— Start of DOCUMENT EXTRACT —

Are you sure it's C++ (CXXFLAGS is for C++)? You probably need to set CFLAGS. But you really should fix this in the Makefile.


----------



## George (Aug 24, 2020)

Do you have the file /usr/local/include/X11/Xlib.h?

Otherwise you need to find the port that installs it.


----------



## notooth (Aug 24, 2020)

Yes, I have the file /usr/local/include/X11/Xlib.h. I added CFLAGS='-I/usr/local/include' in Makefile, and it still give the same error.


----------



## Paul Floyd (Aug 27, 2020)

Strictly speaking, there are the 4 following make variables

CFLAGS for flags related to C compilation (e.g., -Wstrict-prototypes)
CXXFLAGS for flags related to C++ compilation (e.g., -fno-rtti)
CPPFLAGS for flags related to the preprocessor ofr both C and C++ compilation (e.g., -D and -I)
LDFLAGS for flags related to the linker driver (e.g., -L)

Can you show what compilation command make is running? And the corresponding rule from the makefile?


----------



## Deleted member 63539 (Aug 27, 2020)

notooth said:


> Hello,
> 
> I failed to build an application from source. Can anyone help?
> 
> ...


Is there any configure script or just the makefile alone?


----------

— End of DOCUMENT EXTRACT —
— Start of RECORDS TO USE —

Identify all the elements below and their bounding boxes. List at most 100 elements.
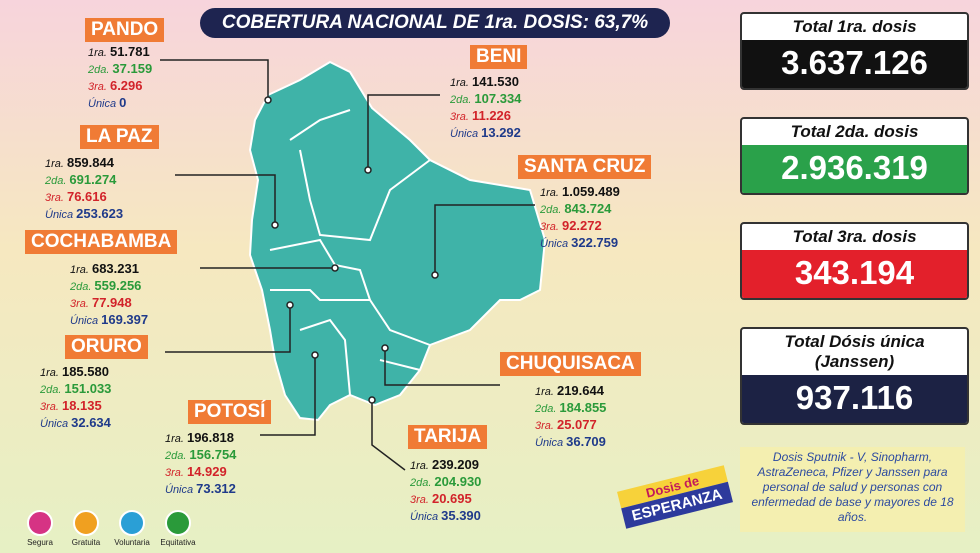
total-label: Total 1ra. dosis bbox=[792, 17, 917, 36]
dose-label: 1ra. bbox=[165, 433, 184, 445]
badge-icon bbox=[119, 510, 145, 536]
dose-label: 1ra. bbox=[540, 187, 559, 199]
dose-row: Única 169.397 bbox=[70, 312, 148, 329]
department-name: ORURO bbox=[65, 335, 148, 359]
badge: Segura bbox=[18, 510, 62, 547]
dose-row: 2da. 156.754 bbox=[165, 447, 236, 464]
dose-row: 1ra. 683.231 bbox=[70, 261, 148, 278]
dose-value: 204.930 bbox=[434, 474, 482, 489]
dose-row: 1ra. 141.530 bbox=[450, 74, 521, 91]
dose-label: 3ra. bbox=[45, 192, 64, 204]
dose-label: 3ra. bbox=[450, 111, 469, 123]
dose-value: 36.709 bbox=[566, 434, 606, 449]
dose-label: 3ra. bbox=[535, 420, 554, 432]
total-box: Total 1ra. dosis 3.637.126 bbox=[740, 12, 969, 90]
total-label: Total Dósis única (Janssen) bbox=[784, 332, 925, 371]
dose-label: 3ra. bbox=[40, 401, 59, 413]
dose-label: 1ra. bbox=[70, 264, 89, 276]
department-name: POTOSÍ bbox=[188, 400, 272, 424]
dose-label: Única bbox=[410, 511, 439, 523]
department-stats: 1ra. 219.644 2da. 184.855 3ra. 25.077 Única 36.… bbox=[535, 383, 606, 451]
badge-icon bbox=[27, 510, 53, 536]
dose-label: 1ra. bbox=[410, 460, 429, 472]
department-stats: 1ra. 683.231 2da. 559.256 3ra. 77.948 Única 169… bbox=[70, 261, 148, 329]
dose-row: Única 13.292 bbox=[450, 125, 521, 142]
dose-value: 239.209 bbox=[431, 457, 479, 472]
dose-row: Única 32.634 bbox=[40, 415, 111, 432]
dose-label: 2da. bbox=[40, 384, 62, 396]
total-box: Total Dósis única (Janssen) 937.116 bbox=[740, 327, 969, 425]
dose-row: 1ra. 51.781 bbox=[88, 44, 152, 61]
dose-label: Única bbox=[165, 484, 194, 496]
dose-value: 107.334 bbox=[474, 91, 522, 106]
dose-value: 32.634 bbox=[71, 415, 111, 430]
dose-row: 3ra. 18.135 bbox=[40, 398, 111, 415]
dose-value: 11.226 bbox=[471, 108, 512, 123]
dose-row: 3ra. 6.296 bbox=[88, 78, 152, 95]
dose-value: 559.256 bbox=[94, 278, 142, 293]
dose-row: 3ra. 25.077 bbox=[535, 417, 606, 434]
badge-label: Voluntaria bbox=[114, 538, 150, 547]
dose-label: 3ra. bbox=[88, 81, 107, 93]
total-value: 343.194 bbox=[742, 250, 967, 298]
dose-row: 2da. 151.033 bbox=[40, 381, 111, 398]
dose-row: 2da. 559.256 bbox=[70, 278, 148, 295]
badge: Gratuita bbox=[64, 510, 108, 547]
total-label: Total 2da. dosis bbox=[790, 122, 919, 141]
dose-value: 219.644 bbox=[556, 383, 604, 398]
total-box: Total 3ra. dosis 343.194 bbox=[740, 222, 969, 300]
dose-row: Única 0 bbox=[88, 95, 152, 112]
dose-value: 51.781 bbox=[109, 44, 150, 59]
department-stats: 1ra. 239.209 2da. 204.930 3ra. 20.695 Única 35.… bbox=[410, 457, 481, 525]
dose-label: 2da. bbox=[410, 477, 432, 489]
dose-row: 3ra. 20.695 bbox=[410, 491, 481, 508]
dose-label: 3ra. bbox=[70, 298, 89, 310]
title: COBERTURA NACIONAL DE 1ra. DOSIS: 63,7% bbox=[200, 8, 670, 38]
dose-row: 2da. 204.930 bbox=[410, 474, 481, 491]
department-stats: 1ra. 1.059.489 2da. 843.724 3ra. 92.272 Única 3… bbox=[540, 184, 620, 252]
total-value: 937.116 bbox=[742, 375, 967, 423]
dose-value: 691.274 bbox=[69, 172, 117, 187]
dose-value: 6.296 bbox=[109, 78, 143, 93]
badge-label: Equitativa bbox=[160, 538, 196, 547]
department-name: PANDO bbox=[85, 18, 165, 42]
dose-label: 3ra. bbox=[410, 494, 429, 506]
dose-row: 1ra. 859.844 bbox=[45, 155, 123, 172]
dose-row: 3ra. 76.616 bbox=[45, 189, 123, 206]
dose-label: Única bbox=[45, 209, 74, 221]
dose-label: 2da. bbox=[450, 94, 472, 106]
dose-label: 1ra. bbox=[40, 367, 59, 379]
total-label: Total 3ra. dosis bbox=[792, 227, 917, 246]
department-name: CHUQUISACA bbox=[500, 352, 641, 376]
dose-value: 92.272 bbox=[561, 218, 602, 233]
dose-value: 0 bbox=[119, 95, 127, 110]
dose-row: Única 36.709 bbox=[535, 434, 606, 451]
department-stats: 1ra. 141.530 2da. 107.334 3ra. 11.226 Única 13.… bbox=[450, 74, 521, 142]
department-stats: 1ra. 196.818 2da. 156.754 3ra. 14.929 Única 73.… bbox=[165, 430, 236, 498]
dose-row: 3ra. 92.272 bbox=[540, 218, 620, 235]
dose-row: 1ra. 239.209 bbox=[410, 457, 481, 474]
dose-value: 13.292 bbox=[481, 125, 521, 140]
dose-label: 2da. bbox=[540, 204, 562, 216]
dose-value: 169.397 bbox=[101, 312, 149, 327]
dose-row: 1ra. 185.580 bbox=[40, 364, 111, 381]
dose-row: 3ra. 11.226 bbox=[450, 108, 521, 125]
dose-value: 253.623 bbox=[76, 206, 124, 221]
dose-label: Única bbox=[88, 98, 117, 110]
total-box: Total 2da. dosis 2.936.319 bbox=[740, 117, 969, 195]
department-name: BENI bbox=[470, 45, 528, 69]
dose-label: Única bbox=[540, 238, 569, 250]
dose-value: 859.844 bbox=[66, 155, 114, 170]
department-name: LA PAZ bbox=[80, 125, 159, 149]
dose-row: 2da. 691.274 bbox=[45, 172, 123, 189]
badge-icon bbox=[165, 510, 191, 536]
dose-label: Única bbox=[535, 437, 564, 449]
dose-value: 683.231 bbox=[91, 261, 139, 276]
note: Dosis Sputnik - V, Sinopharm, AstraZenec… bbox=[740, 447, 965, 532]
dose-label: 2da. bbox=[165, 450, 187, 462]
badge: Equitativa bbox=[156, 510, 200, 547]
department-stats: 1ra. 185.580 2da. 151.033 3ra. 18.135 Única 32.… bbox=[40, 364, 111, 432]
dose-value: 185.580 bbox=[61, 364, 109, 379]
dose-row: Única 73.312 bbox=[165, 481, 236, 498]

— End of RECORDS TO USE —

_TO BE DONE_
A – From the forum thread about compiler flags, return the passage starting at "CFLAGS for flags" and ending at "driver (e.g., -L)", unchanged.
B – Retype the lines of the entries verbatim, starting at the line containing "total-label: Total 1ra." and ending at the line containing "total-box: Total 3ra.", with both of those lines included.
The forum thread about compiler flags and the entries have no connection to each other.

_SOLUTIONS TO EACH TASK_
A –
CFLAGS for flags related to C compilation (e.g., -Wstrict-prototypes)
CXXFLAGS for flags related to C++ compilation (e.g., -fno-rtti)
CPPFLAGS for flags related to the preprocessor ofr both C and C++ compilation (e.g., -D and -I)
LDFLAGS for flags related to the linker driver (e.g., -L)

B –
total-label: Total 1ra. dosis bbox=[792, 17, 917, 36]
dose-label: 1ra. bbox=[165, 433, 184, 445]
badge-icon bbox=[119, 510, 145, 536]
dose-label: 1ra. bbox=[540, 187, 559, 199]
dose-row: Única 169.397 bbox=[70, 312, 148, 329]
department-name: ORURO bbox=[65, 335, 148, 359]
badge: Segura bbox=[18, 510, 62, 547]
dose-row: 2da. 156.754 bbox=[165, 447, 236, 464]
dose-row: 1ra. 683.231 bbox=[70, 261, 148, 278]
dose-value: 204.930 bbox=[434, 474, 482, 489]
dose-row: 1ra. 141.530 bbox=[450, 74, 521, 91]
dose-label: 3ra. bbox=[45, 192, 64, 204]
dose-label: 3ra. bbox=[450, 111, 469, 123]
dose-value: 36.709 bbox=[566, 434, 606, 449]
dose-label: 3ra. bbox=[535, 420, 554, 432]
total-box: Total 1ra. dosis 3.637.126 bbox=[740, 12, 969, 90]
total-label: Total Dósis única (Janssen) bbox=[784, 332, 925, 371]
dose-label: 3ra. bbox=[40, 401, 59, 413]
dose-label: 1ra. bbox=[70, 264, 89, 276]
department-name: POTOSÍ bbox=[188, 400, 272, 424]
dose-label: Única bbox=[410, 511, 439, 523]
department-stats: 1ra. 219.644 2da. 184.855 3ra. 25.077 Única 36.… bbox=[535, 383, 606, 451]
badge-icon bbox=[27, 510, 53, 536]
dose-label: 1ra. bbox=[410, 460, 429, 472]
department-stats: 1ra. 683.231 2da. 559.256 3ra. 77.948 Única 169… bbox=[70, 261, 148, 329]
dose-row: Única 13.292 bbox=[450, 125, 521, 142]
dose-value: 239.209 bbox=[431, 457, 479, 472]
dose-row: Única 32.634 bbox=[40, 415, 111, 432]
dose-label: 2da. bbox=[40, 384, 62, 396]
total-box: Total Dósis única (Janssen) 937.116 bbox=[740, 327, 969, 425]
dose-row: 1ra. 51.781 bbox=[88, 44, 152, 61]
dose-label: Única bbox=[165, 484, 194, 496]
dose-value: 107.334 bbox=[474, 91, 522, 106]
dose-value: 32.634 bbox=[71, 415, 111, 430]
dose-row: 3ra. 18.135 bbox=[40, 398, 111, 415]
dose-value: 11.226 bbox=[471, 108, 512, 123]
dose-row: 3ra. 6.296 bbox=[88, 78, 152, 95]
dose-value: 559.256 bbox=[94, 278, 142, 293]
dose-row: 3ra. 25.077 bbox=[535, 417, 606, 434]
badge-label: Voluntaria bbox=[114, 538, 150, 547]
dose-label: 3ra. bbox=[88, 81, 107, 93]
total-value: 343.194 bbox=[742, 250, 967, 298]
dose-row: 2da. 151.033 bbox=[40, 381, 111, 398]
dose-row: 2da. 559.256 bbox=[70, 278, 148, 295]
badge: Gratuita bbox=[64, 510, 108, 547]
total-label: Total 2da. dosis bbox=[790, 122, 919, 141]
dose-value: 219.644 bbox=[556, 383, 604, 398]
total-box: Total 3ra. dosis 343.194 bbox=[740, 222, 969, 300]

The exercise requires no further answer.